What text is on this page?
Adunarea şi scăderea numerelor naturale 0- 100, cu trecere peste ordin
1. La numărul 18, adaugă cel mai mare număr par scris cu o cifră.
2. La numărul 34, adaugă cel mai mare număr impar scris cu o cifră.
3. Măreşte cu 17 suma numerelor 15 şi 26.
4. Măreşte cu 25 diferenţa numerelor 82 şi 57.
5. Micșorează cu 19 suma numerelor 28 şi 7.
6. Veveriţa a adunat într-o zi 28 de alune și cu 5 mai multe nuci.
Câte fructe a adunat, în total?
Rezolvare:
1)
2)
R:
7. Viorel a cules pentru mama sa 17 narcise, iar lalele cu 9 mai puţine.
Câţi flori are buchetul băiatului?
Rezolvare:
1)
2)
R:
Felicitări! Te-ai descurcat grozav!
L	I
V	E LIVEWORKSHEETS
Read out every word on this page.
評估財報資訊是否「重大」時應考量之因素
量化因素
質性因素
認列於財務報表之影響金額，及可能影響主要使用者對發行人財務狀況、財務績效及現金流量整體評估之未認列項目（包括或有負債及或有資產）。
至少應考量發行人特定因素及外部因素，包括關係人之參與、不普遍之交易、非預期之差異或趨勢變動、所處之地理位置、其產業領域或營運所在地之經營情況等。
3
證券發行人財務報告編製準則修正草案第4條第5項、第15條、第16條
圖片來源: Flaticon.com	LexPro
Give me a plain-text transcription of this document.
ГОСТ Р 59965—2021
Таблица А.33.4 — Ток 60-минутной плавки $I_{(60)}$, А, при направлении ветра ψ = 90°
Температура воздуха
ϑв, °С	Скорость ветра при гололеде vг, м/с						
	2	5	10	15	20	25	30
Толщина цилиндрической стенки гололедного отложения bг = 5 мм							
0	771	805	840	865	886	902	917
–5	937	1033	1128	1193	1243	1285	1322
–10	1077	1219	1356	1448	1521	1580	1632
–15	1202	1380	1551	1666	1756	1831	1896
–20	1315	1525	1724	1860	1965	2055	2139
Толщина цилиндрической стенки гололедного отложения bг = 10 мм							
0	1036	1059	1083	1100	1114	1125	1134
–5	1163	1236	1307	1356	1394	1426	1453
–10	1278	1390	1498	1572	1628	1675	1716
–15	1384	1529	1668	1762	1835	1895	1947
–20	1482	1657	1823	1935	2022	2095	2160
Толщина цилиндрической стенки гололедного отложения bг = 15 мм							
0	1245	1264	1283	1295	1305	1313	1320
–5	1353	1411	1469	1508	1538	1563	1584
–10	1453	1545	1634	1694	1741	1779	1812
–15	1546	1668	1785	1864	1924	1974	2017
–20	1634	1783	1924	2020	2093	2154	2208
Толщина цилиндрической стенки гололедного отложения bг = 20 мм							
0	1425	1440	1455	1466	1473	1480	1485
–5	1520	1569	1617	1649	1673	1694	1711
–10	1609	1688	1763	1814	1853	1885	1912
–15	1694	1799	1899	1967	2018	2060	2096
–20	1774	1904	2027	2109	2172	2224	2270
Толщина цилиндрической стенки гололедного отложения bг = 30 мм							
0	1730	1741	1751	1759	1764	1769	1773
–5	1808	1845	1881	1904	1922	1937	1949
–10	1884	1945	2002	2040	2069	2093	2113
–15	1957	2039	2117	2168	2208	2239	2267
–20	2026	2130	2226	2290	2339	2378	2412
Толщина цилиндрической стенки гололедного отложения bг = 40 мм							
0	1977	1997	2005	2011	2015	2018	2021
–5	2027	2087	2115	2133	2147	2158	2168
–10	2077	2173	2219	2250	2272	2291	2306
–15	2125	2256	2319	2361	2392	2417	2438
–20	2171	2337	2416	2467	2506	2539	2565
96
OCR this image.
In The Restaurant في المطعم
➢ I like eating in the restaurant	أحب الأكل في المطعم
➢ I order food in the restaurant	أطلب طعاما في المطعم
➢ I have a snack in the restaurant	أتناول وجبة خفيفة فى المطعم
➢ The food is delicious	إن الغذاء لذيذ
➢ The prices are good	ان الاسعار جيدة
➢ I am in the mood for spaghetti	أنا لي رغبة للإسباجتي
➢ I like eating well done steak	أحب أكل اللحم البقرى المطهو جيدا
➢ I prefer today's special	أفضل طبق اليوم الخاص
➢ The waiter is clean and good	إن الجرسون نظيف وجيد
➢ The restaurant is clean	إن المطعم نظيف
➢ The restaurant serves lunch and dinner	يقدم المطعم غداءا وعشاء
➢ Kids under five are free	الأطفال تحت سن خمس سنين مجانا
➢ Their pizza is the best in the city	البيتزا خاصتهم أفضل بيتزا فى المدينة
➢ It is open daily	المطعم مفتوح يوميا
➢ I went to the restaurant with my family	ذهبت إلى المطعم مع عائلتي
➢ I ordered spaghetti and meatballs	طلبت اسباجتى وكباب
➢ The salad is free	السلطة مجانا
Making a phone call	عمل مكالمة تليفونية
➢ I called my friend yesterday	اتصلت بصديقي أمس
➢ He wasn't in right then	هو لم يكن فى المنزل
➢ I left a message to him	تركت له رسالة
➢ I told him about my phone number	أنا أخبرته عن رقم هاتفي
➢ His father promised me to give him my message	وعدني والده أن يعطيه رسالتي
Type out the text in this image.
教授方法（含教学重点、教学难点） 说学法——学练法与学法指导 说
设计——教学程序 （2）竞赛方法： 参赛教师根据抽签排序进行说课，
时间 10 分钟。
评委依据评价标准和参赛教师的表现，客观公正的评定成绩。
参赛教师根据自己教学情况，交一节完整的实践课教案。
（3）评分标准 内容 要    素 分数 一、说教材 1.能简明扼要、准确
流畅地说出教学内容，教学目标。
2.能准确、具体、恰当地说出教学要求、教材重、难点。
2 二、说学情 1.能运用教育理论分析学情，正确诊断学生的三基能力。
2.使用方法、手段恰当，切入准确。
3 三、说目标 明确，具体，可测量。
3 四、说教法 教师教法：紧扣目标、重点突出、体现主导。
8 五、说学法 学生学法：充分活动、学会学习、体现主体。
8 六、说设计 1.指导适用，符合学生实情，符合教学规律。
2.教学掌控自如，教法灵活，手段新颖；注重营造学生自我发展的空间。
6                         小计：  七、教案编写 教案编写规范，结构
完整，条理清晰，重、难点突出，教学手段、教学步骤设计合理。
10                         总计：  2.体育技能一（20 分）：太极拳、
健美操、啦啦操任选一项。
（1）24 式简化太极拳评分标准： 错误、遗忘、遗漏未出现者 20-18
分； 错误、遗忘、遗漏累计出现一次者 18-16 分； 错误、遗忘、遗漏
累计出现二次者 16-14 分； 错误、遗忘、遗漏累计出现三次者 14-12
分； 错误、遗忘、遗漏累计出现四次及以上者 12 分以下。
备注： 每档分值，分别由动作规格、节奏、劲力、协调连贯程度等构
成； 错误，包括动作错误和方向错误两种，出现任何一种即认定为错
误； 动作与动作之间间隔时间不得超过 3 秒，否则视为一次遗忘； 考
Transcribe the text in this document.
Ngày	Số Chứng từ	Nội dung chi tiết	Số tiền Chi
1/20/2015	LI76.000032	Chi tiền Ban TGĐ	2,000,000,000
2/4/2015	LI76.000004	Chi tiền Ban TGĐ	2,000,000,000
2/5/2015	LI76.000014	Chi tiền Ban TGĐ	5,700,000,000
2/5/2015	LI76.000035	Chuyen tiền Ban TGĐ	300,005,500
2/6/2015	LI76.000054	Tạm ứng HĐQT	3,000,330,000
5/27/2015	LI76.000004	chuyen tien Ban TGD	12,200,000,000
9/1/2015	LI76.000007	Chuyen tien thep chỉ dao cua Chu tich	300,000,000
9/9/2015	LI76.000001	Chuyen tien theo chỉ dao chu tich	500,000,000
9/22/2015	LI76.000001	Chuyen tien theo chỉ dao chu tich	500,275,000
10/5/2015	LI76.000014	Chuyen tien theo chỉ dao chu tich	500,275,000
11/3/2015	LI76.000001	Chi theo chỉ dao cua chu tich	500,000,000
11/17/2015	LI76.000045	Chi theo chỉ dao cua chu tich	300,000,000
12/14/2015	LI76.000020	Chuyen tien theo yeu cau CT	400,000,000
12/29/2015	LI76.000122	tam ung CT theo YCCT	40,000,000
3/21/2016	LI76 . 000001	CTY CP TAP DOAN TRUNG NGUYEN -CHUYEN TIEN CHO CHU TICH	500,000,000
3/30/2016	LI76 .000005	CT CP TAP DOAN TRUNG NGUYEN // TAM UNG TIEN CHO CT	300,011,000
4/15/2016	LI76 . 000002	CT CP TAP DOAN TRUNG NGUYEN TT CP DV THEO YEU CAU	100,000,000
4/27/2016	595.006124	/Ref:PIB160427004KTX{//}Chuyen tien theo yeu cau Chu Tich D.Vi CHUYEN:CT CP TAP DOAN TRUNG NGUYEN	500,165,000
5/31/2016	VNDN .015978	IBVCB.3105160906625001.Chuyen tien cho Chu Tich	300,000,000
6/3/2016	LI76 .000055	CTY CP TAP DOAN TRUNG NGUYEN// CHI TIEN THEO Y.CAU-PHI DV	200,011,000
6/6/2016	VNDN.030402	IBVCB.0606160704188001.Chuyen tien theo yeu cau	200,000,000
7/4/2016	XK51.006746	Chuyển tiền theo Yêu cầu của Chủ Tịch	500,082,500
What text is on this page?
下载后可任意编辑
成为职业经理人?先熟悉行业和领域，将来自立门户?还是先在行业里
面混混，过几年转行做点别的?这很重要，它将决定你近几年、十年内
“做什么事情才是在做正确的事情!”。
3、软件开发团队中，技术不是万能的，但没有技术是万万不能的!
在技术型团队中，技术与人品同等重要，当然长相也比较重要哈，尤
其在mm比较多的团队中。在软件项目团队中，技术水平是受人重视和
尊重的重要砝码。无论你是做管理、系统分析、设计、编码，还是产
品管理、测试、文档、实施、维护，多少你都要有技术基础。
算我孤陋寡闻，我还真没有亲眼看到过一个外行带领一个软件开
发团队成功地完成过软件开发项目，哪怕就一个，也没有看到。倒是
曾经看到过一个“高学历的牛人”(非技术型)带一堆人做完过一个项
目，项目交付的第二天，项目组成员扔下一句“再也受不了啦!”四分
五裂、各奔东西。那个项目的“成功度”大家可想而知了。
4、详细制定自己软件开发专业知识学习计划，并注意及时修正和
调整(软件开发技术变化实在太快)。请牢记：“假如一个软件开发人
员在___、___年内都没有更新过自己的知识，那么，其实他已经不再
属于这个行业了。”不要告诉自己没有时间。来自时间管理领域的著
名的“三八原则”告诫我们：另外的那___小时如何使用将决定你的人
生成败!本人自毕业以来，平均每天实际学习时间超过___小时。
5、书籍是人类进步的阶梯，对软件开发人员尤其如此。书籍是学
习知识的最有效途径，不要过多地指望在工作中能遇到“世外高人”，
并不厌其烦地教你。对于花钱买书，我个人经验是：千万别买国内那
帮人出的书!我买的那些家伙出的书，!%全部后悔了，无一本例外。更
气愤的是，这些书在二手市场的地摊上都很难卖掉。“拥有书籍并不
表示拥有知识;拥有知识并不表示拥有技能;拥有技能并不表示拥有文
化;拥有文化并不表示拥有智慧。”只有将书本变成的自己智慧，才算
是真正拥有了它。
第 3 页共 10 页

**What you have to do:**
Using the data above, copy each line that contains "مجانا".

**Output of the task:**
➢ Kids under five are free	الأطفال تحت سن خمس سنين مجانا
➢ The salad is free	السلطة مجانا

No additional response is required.